**** The input ****

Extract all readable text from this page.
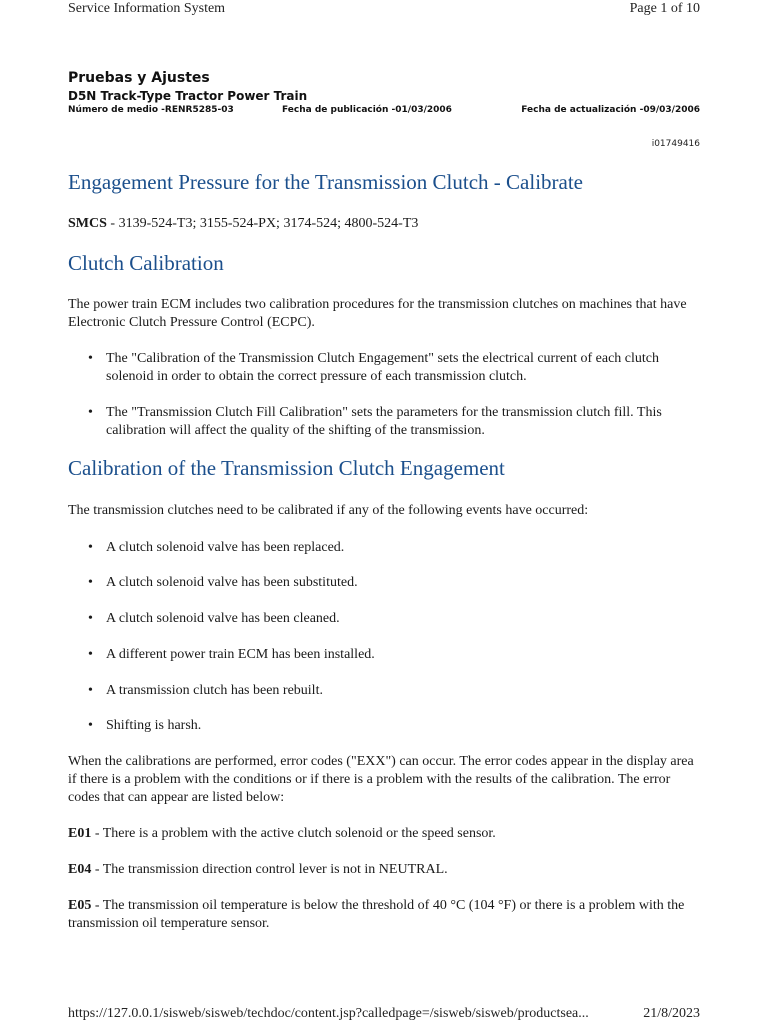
Service Information System	Page 1 of 10
Pruebas y Ajustes
D5N Track-Type Tractor Power Train
Número de medio -RENR5285-03	Fecha de publicación -01/03/2006	Fecha de actualización -09/03/2006
i01749416
Engagement Pressure for the Transmission Clutch - Calibrate

SMCS - 3139-524-T3; 3155-524-PX; 3174-524; 4800-524-T3

Clutch Calibration

The power train ECM includes two calibration procedures for the transmission clutches on machines that have Electronic Clutch Pressure Control (ECPC).

• The "Calibration of the Transmission Clutch Engagement" sets the electrical current of each clutch solenoid in order to obtain the correct pressure of each transmission clutch.
• The "Transmission Clutch Fill Calibration" sets the parameters for the transmission clutch fill. This calibration will affect the quality of the shifting of the transmission.
Calibration of the Transmission Clutch Engagement

The transmission clutches need to be calibrated if any of the following events have occurred:

• A clutch solenoid valve has been replaced.
• A clutch solenoid valve has been substituted.
• A clutch solenoid valve has been cleaned.
• A different power train ECM has been installed.
• A transmission clutch has been rebuilt.
• Shifting is harsh.

When the calibrations are performed, error codes ("EXX") can occur. The error codes appear in the display area if there is a problem with the conditions or if there is a problem with the results of the calibration. The error codes that can appear are listed below:

E01 - There is a problem with the active clutch solenoid or the speed sensor.

E04 - The transmission direction control lever is not in NEUTRAL.

E05 - The transmission oil temperature is below the threshold of 40 °C (104 °F) or there is a problem with the transmission oil temperature sensor.

https://127.0.0.1/sisweb/sisweb/techdoc/content.jsp?calledpage=/sisweb/sisweb/productsea...	21/8/2023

****

▶ **What this task involves**:
The records shown above are to be repeated exactly, with the pictures left out.

▶ **Problem solution**:
Extract all readable text from this page.
Service Information System	Page 1 of 10
Pruebas y Ajustes
D5N Track-Type Tractor Power Train
Número de medio -RENR5285-03	Fecha de publicación -01/03/2006	Fecha de actualización -09/03/2006
i01749416
Engagement Pressure for the Transmission Clutch - Calibrate

SMCS - 3139-524-T3; 3155-524-PX; 3174-524; 4800-524-T3

Clutch Calibration

The power train ECM includes two calibration procedures for the transmission clutches on machines that have Electronic Clutch Pressure Control (ECPC).

• The "Calibration of the Transmission Clutch Engagement" sets the electrical current of each clutch solenoid in order to obtain the correct pressure of each transmission clutch.
• The "Transmission Clutch Fill Calibration" sets the parameters for the transmission clutch fill. This calibration will affect the quality of the shifting of the transmission.
Calibration of the Transmission Clutch Engagement

The transmission clutches need to be calibrated if any of the following events have occurred:

• A clutch solenoid valve has been replaced.
• A clutch solenoid valve has been substituted.
• A clutch solenoid valve has been cleaned.
• A different power train ECM has been installed.
• A transmission clutch has been rebuilt.
• Shifting is harsh.

When the calibrations are performed, error codes ("EXX") can occur. The error codes appear in the display area if there is a problem with the conditions or if there is a problem with the results of the calibration. The error codes that can appear are listed below:

E01 - There is a problem with the active clutch solenoid or the speed sensor.

E04 - The transmission direction control lever is not in NEUTRAL.

E05 - The transmission oil temperature is below the threshold of 40 °C (104 °F) or there is a problem with the transmission oil temperature sensor.

https://127.0.0.1/sisweb/sisweb/techdoc/content.jsp?calledpage=/sisweb/sisweb/productsea...	21/8/2023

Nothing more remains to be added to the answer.